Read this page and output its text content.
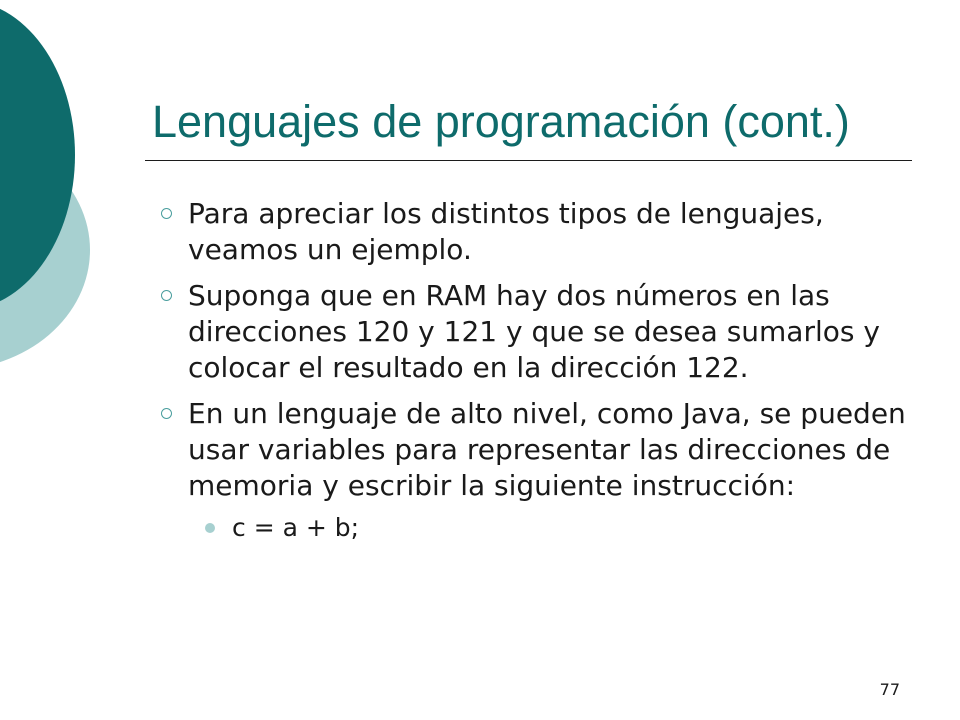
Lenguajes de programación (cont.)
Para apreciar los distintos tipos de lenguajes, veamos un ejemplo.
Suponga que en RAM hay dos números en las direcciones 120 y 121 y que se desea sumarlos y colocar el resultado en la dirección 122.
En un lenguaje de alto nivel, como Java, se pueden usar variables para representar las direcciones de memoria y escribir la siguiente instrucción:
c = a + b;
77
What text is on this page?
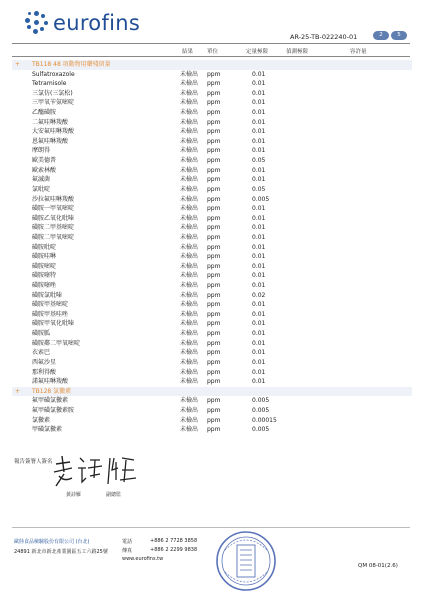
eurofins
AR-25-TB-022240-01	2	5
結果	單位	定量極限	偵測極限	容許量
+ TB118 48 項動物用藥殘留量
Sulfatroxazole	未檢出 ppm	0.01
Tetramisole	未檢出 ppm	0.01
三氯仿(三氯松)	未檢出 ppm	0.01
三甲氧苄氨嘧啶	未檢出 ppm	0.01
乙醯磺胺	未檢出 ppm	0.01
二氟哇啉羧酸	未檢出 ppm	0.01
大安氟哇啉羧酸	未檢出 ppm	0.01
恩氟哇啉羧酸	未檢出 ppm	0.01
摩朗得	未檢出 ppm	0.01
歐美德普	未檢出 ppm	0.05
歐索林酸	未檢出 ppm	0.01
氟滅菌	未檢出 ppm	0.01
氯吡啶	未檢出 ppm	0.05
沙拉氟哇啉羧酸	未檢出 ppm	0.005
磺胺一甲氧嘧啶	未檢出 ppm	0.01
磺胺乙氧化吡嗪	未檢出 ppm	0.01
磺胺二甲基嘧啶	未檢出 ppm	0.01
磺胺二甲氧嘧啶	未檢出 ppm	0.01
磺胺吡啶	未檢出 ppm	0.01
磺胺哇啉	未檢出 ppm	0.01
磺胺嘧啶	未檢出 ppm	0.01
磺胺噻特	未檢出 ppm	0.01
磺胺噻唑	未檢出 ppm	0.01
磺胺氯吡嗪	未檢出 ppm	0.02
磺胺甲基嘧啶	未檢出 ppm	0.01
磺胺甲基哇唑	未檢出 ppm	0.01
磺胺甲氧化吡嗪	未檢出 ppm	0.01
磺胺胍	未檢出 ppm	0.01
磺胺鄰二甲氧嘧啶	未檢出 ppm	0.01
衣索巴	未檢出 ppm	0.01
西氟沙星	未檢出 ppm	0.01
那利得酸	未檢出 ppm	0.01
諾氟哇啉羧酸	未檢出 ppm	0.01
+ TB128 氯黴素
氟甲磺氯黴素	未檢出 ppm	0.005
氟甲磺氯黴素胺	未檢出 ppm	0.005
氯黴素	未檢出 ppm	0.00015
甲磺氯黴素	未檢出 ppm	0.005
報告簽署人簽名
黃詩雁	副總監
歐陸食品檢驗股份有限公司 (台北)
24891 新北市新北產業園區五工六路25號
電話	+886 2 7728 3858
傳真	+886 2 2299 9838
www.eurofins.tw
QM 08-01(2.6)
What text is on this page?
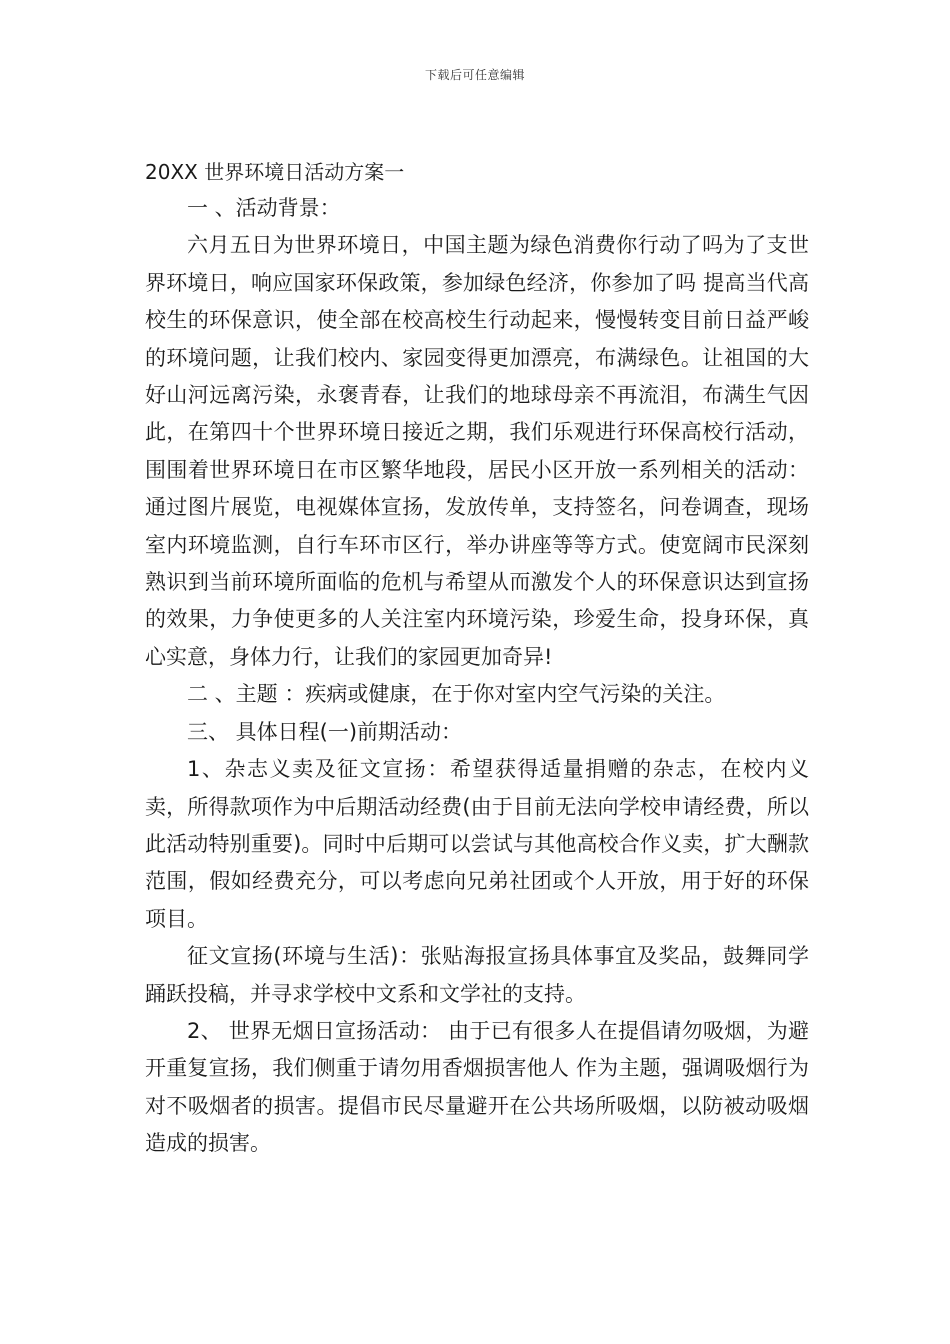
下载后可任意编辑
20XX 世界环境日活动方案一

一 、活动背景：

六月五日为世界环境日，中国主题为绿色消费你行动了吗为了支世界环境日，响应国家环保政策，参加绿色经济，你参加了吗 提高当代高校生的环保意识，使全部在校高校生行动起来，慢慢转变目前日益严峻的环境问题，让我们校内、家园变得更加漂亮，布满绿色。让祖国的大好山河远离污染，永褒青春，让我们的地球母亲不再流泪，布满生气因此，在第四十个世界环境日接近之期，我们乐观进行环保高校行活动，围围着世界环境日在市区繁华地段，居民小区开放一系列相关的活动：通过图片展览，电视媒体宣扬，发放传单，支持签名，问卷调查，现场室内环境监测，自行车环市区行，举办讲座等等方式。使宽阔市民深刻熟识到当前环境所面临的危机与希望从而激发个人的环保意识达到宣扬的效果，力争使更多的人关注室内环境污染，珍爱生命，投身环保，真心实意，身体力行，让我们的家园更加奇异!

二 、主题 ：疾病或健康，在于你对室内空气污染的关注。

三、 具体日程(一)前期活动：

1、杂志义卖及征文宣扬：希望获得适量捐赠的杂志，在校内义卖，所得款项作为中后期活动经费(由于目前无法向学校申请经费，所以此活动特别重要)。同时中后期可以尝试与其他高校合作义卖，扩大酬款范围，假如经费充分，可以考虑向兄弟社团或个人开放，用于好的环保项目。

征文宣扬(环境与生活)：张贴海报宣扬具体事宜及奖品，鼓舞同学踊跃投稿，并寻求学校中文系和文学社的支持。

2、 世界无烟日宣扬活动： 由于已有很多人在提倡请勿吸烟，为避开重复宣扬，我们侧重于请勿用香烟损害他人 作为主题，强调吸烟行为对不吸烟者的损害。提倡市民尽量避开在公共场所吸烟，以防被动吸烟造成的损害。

--

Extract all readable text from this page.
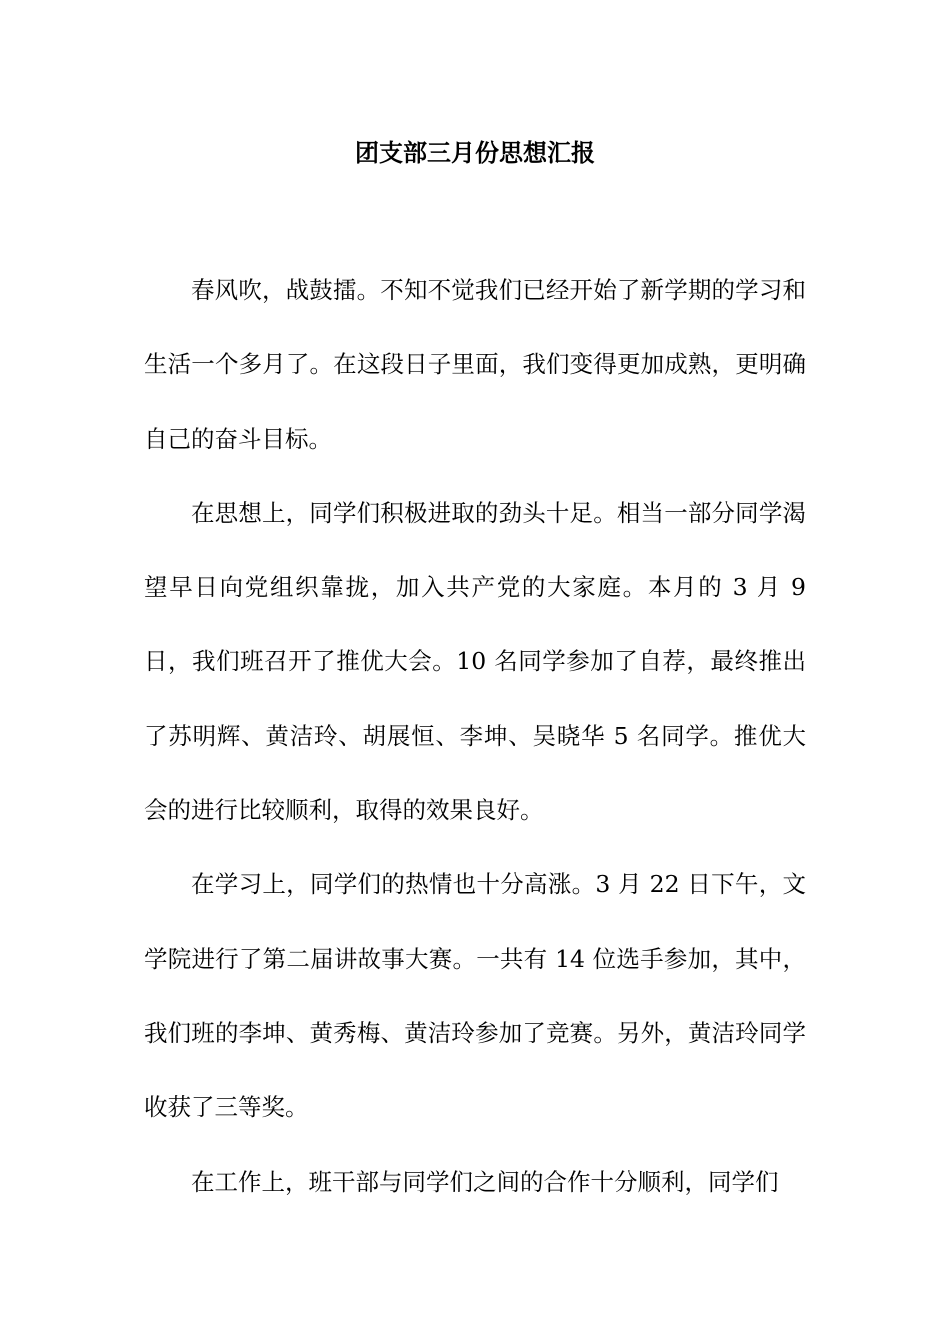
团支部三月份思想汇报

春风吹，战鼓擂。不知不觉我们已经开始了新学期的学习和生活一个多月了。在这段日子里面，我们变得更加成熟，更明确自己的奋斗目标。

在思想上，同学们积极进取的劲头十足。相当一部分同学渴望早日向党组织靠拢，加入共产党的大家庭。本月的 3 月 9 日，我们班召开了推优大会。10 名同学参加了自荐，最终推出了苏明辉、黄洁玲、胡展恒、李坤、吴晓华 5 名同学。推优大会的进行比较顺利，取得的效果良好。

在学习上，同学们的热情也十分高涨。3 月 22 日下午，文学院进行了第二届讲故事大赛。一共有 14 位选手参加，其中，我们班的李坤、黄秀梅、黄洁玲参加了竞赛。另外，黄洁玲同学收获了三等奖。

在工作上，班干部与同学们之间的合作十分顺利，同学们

---

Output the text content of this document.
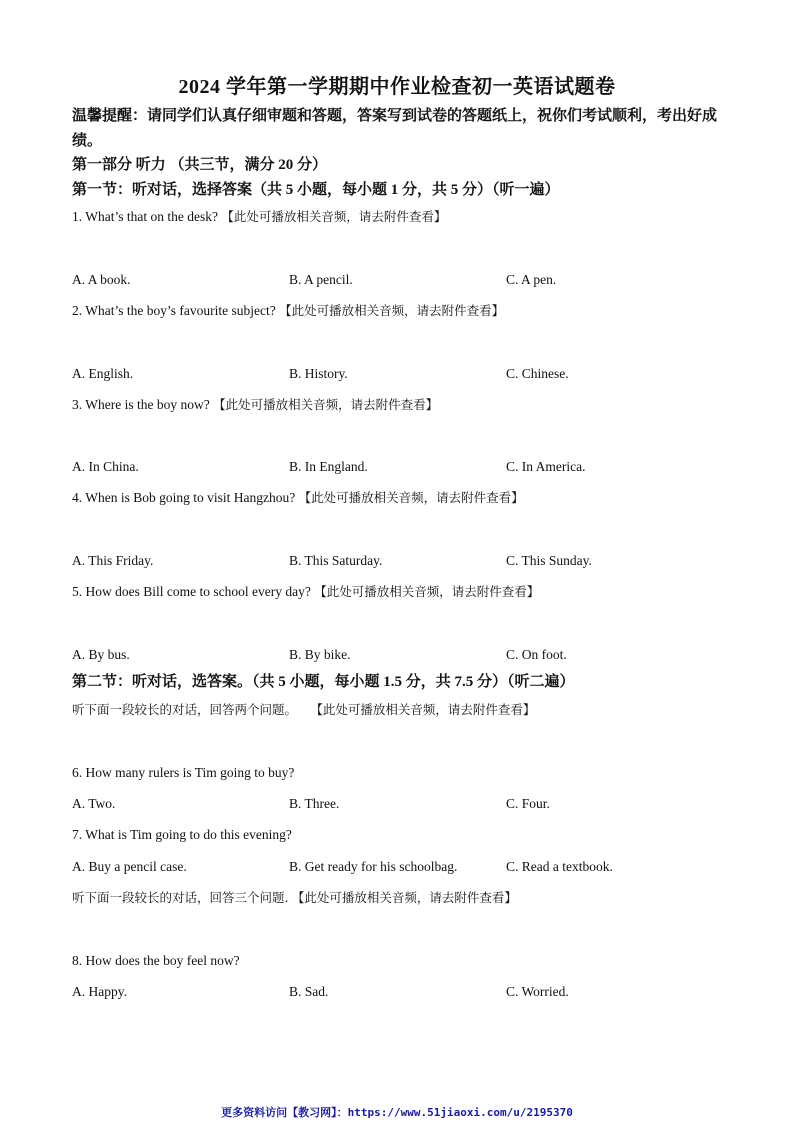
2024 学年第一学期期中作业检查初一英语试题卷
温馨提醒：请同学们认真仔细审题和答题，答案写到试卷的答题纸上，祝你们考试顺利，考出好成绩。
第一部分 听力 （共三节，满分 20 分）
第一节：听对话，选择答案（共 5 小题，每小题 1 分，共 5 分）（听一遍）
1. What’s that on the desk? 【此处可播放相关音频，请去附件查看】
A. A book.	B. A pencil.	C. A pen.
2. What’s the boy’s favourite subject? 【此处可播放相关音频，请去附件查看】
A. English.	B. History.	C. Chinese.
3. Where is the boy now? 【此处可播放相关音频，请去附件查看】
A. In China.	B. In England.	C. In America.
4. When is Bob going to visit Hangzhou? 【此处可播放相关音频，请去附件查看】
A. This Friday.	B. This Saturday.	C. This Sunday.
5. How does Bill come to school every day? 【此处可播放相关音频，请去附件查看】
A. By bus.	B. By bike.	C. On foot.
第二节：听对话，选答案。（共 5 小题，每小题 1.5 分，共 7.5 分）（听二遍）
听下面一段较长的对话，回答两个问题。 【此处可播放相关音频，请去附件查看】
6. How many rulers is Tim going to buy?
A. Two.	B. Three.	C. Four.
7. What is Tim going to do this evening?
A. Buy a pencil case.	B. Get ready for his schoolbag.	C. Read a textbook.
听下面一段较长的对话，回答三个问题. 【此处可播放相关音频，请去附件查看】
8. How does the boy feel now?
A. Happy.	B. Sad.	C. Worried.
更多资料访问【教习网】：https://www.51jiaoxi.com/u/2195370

> **Exercise objective**: Return the lines of the records that include the string "听下面一段较长的对话".

> **Exercise output**:
听下面一段较长的对话，回答两个问题。 【此处可播放相关音频，请去附件查看】
听下面一段较长的对话，回答三个问题. 【此处可播放相关音频，请去附件查看】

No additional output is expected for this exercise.